**TEXTE SOURCE:**
Travailleurs étrangers temporaires: la Chambre de commerce de Coaticook souhaite un assouplissement des règles
ÉCONOMIE. La Chambre de commerce et d’industrie de la région de Coaticook (CCIRC) demande à ce que le gouvernement assouplisse les règles en matière d’accès aux travailleurs étrangers temporaires.
Le regroupement économique a tenu une rencontre à laquelle ont participé plusieurs entreprises et des représentants politiques, lundi dernier (7 juillet). “Nos partenaires se sentent floués par les changements apportés qui réduisent le pourcentage de ces travailleurs permis dans une entreprise de 30 à maintenant 10 % du total des employés, déplore la CCIRC par voie de communiqué. Dans les dernières années, ils ont pourtant été fortement encouragés à recruter à l’international, ce qu’ils ont fait à grands frais, par l’embauche de consultants spécialisés, par le temps investi par les dirigeants et les équipes pour accueillir les travailleurs et par l’accompagnement offert dans la gestion du logement, de l’apprentissage du français en entreprise et autres démarches plus larges d’intégration dans les milieux de vie. Les changements au niveau des règles permettant l’embauche de travailleurs étrangers mettent en péril les investissements réalisés [dont la robotisation, le développement de marché ou des agrandissements] puisqu’ils ont été faits en considérant la main-d’œuvre étrangère dans leurs opérations.”
Un constat qui s’applique aussi bien aux entreprises industrielles qu’agricoles ou commerciales, précise la Chambre de commerce.

**DONNÉES EXTRAITES:**
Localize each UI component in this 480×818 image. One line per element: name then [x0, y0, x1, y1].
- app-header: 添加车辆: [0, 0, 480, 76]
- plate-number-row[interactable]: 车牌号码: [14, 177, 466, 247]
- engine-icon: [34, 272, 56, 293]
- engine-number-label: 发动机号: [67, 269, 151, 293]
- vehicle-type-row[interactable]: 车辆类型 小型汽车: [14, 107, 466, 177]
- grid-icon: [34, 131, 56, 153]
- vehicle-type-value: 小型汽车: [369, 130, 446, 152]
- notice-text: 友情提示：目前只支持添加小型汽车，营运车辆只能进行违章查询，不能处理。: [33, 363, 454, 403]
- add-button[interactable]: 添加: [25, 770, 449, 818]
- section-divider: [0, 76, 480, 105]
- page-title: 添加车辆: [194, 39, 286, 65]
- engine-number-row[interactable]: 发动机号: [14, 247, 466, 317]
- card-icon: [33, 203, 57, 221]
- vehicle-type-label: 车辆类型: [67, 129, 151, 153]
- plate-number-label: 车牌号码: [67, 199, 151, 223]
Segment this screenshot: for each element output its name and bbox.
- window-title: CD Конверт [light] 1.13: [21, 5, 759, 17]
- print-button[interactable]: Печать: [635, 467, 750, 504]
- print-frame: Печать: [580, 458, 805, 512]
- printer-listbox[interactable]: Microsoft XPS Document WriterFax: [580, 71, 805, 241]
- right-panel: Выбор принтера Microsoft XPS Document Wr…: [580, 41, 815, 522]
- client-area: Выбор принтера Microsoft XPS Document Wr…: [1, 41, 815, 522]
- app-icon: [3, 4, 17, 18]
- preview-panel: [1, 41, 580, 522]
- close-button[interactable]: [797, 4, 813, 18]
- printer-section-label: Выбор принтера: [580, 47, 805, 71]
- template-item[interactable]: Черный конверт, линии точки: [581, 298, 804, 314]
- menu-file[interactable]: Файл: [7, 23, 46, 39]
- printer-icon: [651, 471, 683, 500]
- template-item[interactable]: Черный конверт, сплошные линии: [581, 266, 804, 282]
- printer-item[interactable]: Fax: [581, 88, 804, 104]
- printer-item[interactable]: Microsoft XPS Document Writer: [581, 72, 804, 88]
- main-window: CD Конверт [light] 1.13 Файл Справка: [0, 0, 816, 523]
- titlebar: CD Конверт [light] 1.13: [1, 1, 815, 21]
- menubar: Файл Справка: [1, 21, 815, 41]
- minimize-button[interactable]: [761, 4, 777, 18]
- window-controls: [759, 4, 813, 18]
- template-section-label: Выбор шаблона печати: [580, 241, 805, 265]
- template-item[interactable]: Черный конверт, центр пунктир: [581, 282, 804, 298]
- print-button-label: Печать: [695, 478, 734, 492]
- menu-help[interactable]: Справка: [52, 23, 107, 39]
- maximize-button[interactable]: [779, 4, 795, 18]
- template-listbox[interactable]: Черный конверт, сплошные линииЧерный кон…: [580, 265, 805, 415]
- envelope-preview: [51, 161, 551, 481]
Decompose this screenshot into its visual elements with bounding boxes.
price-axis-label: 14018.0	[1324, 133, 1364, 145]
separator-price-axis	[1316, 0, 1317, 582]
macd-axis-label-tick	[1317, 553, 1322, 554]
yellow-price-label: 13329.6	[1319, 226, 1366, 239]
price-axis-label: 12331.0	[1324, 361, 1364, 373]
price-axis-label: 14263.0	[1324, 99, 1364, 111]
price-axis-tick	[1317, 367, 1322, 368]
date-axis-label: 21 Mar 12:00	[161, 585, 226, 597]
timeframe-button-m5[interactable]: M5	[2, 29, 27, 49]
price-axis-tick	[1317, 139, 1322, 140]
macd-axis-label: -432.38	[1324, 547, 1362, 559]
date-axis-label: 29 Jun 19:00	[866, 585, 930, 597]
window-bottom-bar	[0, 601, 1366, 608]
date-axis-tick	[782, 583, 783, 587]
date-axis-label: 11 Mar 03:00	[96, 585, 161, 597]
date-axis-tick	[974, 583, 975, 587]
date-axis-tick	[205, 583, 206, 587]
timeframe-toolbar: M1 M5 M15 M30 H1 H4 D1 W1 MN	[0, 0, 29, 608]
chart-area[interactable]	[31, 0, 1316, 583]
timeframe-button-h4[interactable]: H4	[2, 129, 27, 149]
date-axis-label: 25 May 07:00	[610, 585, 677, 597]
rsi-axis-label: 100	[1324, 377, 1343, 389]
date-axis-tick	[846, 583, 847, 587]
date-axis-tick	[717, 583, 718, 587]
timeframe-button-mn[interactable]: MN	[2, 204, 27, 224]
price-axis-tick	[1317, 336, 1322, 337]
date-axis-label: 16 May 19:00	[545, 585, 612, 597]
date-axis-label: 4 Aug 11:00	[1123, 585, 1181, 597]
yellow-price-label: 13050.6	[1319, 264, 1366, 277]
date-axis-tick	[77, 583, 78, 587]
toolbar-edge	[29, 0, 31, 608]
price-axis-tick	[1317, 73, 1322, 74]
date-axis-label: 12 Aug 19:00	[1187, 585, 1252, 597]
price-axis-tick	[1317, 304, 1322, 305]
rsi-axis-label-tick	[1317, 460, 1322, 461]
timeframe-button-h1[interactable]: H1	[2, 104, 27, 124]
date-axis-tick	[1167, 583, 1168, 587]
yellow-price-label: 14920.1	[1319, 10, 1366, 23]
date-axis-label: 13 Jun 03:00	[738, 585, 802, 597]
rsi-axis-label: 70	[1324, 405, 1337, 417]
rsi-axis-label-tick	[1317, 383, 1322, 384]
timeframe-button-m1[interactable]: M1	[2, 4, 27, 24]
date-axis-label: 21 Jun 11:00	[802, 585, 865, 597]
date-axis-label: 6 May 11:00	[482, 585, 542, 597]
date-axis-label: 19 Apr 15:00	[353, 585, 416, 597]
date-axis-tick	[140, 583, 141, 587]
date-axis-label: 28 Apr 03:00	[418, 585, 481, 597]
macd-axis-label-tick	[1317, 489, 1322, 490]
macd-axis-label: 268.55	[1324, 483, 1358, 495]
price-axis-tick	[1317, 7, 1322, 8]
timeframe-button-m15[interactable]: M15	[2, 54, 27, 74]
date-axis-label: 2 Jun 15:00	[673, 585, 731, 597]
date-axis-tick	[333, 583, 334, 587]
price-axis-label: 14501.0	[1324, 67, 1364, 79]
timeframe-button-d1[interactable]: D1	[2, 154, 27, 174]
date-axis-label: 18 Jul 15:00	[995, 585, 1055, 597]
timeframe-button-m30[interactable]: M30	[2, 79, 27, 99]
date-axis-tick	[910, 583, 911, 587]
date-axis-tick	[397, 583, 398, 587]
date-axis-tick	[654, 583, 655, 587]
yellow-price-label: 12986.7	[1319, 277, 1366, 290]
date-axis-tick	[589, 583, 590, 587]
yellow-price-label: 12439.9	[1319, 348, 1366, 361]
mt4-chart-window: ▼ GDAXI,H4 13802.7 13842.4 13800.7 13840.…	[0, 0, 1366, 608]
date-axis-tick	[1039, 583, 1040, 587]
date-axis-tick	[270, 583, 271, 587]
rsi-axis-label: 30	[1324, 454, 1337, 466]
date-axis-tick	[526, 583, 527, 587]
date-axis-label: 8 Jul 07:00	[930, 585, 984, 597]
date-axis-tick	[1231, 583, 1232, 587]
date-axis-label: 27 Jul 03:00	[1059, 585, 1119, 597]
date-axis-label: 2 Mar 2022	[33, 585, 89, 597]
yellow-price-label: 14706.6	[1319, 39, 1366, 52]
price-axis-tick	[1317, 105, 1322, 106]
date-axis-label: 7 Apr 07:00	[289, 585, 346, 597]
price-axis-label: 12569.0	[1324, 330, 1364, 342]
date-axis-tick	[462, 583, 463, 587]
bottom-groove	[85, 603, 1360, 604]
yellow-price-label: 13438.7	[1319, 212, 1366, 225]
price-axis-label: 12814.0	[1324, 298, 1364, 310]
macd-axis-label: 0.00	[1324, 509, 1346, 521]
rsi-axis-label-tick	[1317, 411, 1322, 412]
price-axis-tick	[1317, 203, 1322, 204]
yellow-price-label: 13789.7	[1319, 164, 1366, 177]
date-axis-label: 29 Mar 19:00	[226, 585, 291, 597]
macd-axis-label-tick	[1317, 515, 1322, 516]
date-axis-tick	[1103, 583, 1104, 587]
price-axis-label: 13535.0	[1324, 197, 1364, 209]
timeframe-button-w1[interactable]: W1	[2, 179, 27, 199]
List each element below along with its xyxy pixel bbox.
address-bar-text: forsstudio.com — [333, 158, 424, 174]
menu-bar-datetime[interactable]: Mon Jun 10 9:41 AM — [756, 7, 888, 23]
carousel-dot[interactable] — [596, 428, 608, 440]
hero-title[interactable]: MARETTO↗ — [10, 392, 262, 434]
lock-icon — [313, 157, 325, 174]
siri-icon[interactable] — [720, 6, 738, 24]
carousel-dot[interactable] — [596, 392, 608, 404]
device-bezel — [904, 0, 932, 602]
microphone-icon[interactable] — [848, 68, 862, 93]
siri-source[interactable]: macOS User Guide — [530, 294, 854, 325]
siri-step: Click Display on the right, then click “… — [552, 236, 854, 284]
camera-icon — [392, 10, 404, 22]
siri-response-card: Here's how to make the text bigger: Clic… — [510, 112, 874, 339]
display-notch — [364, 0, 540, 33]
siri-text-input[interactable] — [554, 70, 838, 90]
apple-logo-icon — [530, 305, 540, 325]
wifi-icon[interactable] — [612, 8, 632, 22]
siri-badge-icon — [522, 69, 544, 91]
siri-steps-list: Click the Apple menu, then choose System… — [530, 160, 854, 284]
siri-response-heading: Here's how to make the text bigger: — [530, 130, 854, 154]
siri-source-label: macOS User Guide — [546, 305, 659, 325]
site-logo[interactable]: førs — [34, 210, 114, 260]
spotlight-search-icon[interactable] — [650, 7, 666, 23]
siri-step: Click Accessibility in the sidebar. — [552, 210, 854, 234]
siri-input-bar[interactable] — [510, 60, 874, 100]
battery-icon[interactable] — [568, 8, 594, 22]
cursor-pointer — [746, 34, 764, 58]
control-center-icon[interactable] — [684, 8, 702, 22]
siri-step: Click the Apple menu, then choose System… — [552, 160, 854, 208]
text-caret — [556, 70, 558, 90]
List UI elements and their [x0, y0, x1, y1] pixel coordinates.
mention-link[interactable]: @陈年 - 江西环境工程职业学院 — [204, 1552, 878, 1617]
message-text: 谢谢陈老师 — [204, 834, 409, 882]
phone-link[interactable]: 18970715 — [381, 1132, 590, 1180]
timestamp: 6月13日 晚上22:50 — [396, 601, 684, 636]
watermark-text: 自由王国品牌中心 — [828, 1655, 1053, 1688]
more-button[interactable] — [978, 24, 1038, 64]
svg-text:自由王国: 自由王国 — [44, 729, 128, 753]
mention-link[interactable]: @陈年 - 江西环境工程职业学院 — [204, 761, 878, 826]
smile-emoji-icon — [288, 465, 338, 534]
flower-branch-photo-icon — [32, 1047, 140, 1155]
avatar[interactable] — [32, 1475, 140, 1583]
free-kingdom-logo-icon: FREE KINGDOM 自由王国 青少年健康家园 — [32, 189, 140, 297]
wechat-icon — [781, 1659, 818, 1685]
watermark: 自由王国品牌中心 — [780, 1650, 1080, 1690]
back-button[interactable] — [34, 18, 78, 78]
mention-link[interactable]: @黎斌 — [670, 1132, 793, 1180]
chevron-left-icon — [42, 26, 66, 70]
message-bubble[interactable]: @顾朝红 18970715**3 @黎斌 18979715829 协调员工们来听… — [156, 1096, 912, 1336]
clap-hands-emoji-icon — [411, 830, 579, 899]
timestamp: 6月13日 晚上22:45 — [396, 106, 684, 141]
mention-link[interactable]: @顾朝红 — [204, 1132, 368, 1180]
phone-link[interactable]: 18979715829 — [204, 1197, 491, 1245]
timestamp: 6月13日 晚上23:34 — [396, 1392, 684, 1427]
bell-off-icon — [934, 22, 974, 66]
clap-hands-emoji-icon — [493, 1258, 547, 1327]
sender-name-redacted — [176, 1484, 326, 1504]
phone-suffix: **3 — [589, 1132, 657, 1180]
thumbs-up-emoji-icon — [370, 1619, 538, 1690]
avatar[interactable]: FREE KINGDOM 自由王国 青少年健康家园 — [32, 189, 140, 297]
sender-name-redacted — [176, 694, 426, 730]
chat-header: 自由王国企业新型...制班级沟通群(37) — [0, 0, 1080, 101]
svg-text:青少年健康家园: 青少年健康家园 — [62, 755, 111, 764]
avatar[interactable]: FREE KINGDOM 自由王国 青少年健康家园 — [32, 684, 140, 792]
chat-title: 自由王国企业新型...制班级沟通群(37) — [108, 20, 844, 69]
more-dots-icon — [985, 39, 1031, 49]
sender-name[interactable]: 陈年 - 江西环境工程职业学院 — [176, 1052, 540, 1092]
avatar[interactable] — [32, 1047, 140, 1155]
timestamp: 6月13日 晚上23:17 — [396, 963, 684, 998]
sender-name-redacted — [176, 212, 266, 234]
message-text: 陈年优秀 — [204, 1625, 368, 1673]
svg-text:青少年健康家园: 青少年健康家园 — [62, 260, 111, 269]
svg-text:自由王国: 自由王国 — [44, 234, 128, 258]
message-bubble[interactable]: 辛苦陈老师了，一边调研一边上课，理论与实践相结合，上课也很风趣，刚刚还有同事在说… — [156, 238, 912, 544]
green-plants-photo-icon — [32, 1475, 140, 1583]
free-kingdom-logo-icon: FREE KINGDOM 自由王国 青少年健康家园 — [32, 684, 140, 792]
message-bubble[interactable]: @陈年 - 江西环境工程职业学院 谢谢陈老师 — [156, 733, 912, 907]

**DÉTAILS DE LA TÂCHE:**
Répondez aux questions suivantes d'après l'article sur les travailleurs étrangers temporaires :
(a) Quel jour s'est tenue la rencontre organisée par la CCIRC ?
(b) Selon le communiqué, de quel pourcentage à quel pourcentage du total des employés la part permise de ces travailleurs a-t-elle été réduite ?
(c) À quels types d'entreprises la Chambre de commerce applique-t-elle ce constat ?

**EXERCICE CORRIGÉ:**
(a) Le lundi 7 juillet.
(b) De 30 % à 10 % du total des employés.
(c) Aux entreprises industrielles, agricoles ou commerciales.